» **INPUT RECORDS**
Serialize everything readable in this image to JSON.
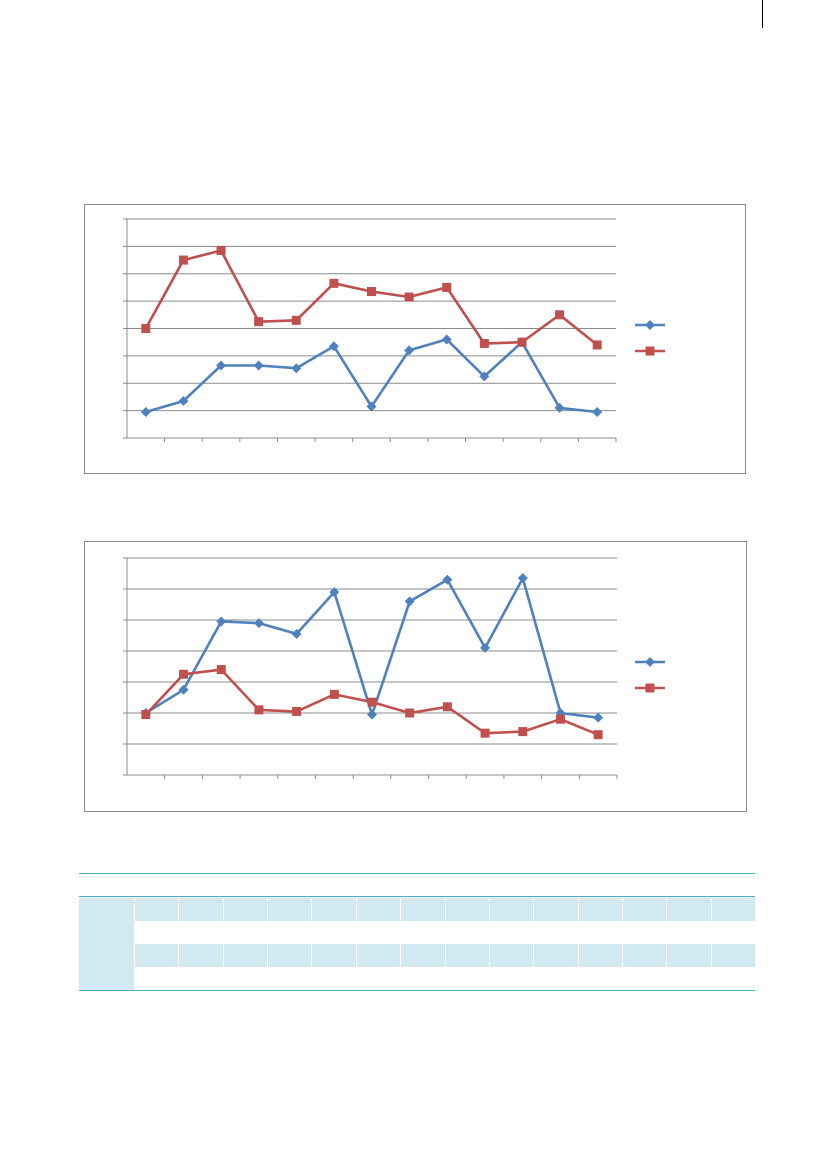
{
  "colors": {
    "series_blue": "#4f81bd",
    "series_red": "#c0504d",
    "gridline": "#8c8c8c",
    "table_band": "#d2e9f2",
    "table_rule": "#4bacc6"
  },
  "chart_data": [
    {
      "type": "line",
      "markers": [
        "diamond",
        "square"
      ],
      "ylim": [
        0,
        8
      ],
      "grid": true,
      "legend": "right",
      "x": [
        1,
        2,
        3,
        4,
        5,
        6,
        7,
        8,
        9,
        10,
        11,
        12,
        13
      ],
      "series": [
        {
          "color": "#4f81bd",
          "marker": "diamond",
          "values": [
            0.95,
            1.35,
            2.65,
            2.65,
            2.55,
            3.35,
            1.15,
            3.2,
            3.6,
            2.25,
            3.5,
            1.1,
            0.95
          ]
        },
        {
          "color": "#c0504d",
          "marker": "square",
          "values": [
            4.0,
            6.5,
            6.85,
            4.25,
            4.3,
            5.65,
            5.35,
            5.15,
            5.5,
            3.45,
            3.5,
            4.5,
            3.4
          ]
        }
      ]
    },
    {
      "type": "line",
      "markers": [
        "diamond",
        "square"
      ],
      "ylim": [
        0,
        7
      ],
      "grid": true,
      "legend": "right",
      "x": [
        1,
        2,
        3,
        4,
        5,
        6,
        7,
        8,
        9,
        10,
        11,
        12,
        13
      ],
      "series": [
        {
          "color": "#4f81bd",
          "marker": "diamond",
          "values": [
            2.0,
            2.75,
            4.95,
            4.9,
            4.55,
            5.9,
            1.95,
            5.6,
            6.3,
            4.1,
            6.35,
            2.0,
            1.85
          ]
        },
        {
          "color": "#c0504d",
          "marker": "square",
          "values": [
            1.95,
            3.25,
            3.4,
            2.1,
            2.05,
            2.6,
            2.35,
            2.0,
            2.2,
            1.35,
            1.4,
            1.8,
            1.3
          ]
        }
      ]
    }
  ],
  "table": {
    "columns": 15,
    "band_rows": [
      0,
      2
    ]
  }
}
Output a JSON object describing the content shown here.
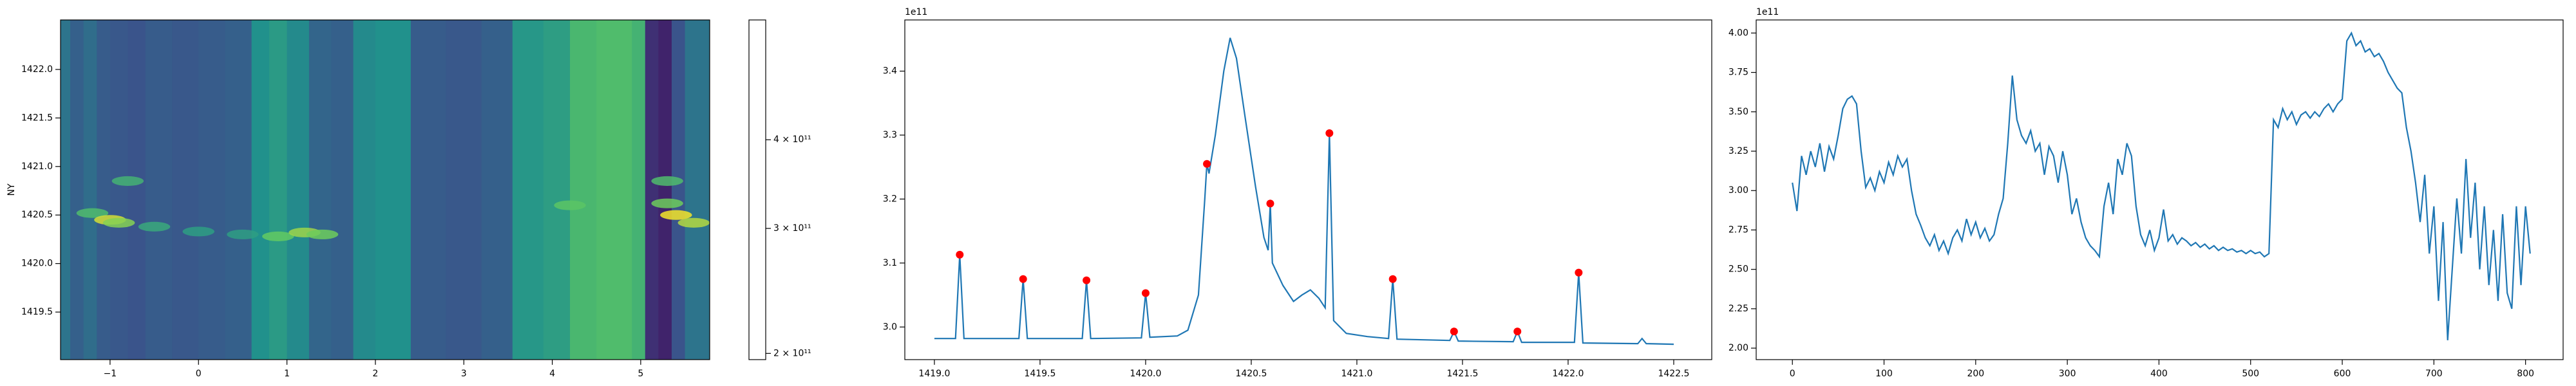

» **EXERCISE TASK**
Determine how many of the lines above hold the word "JSON", and output that number by itself.

» **SOLUTION FOR THIS TASK**
2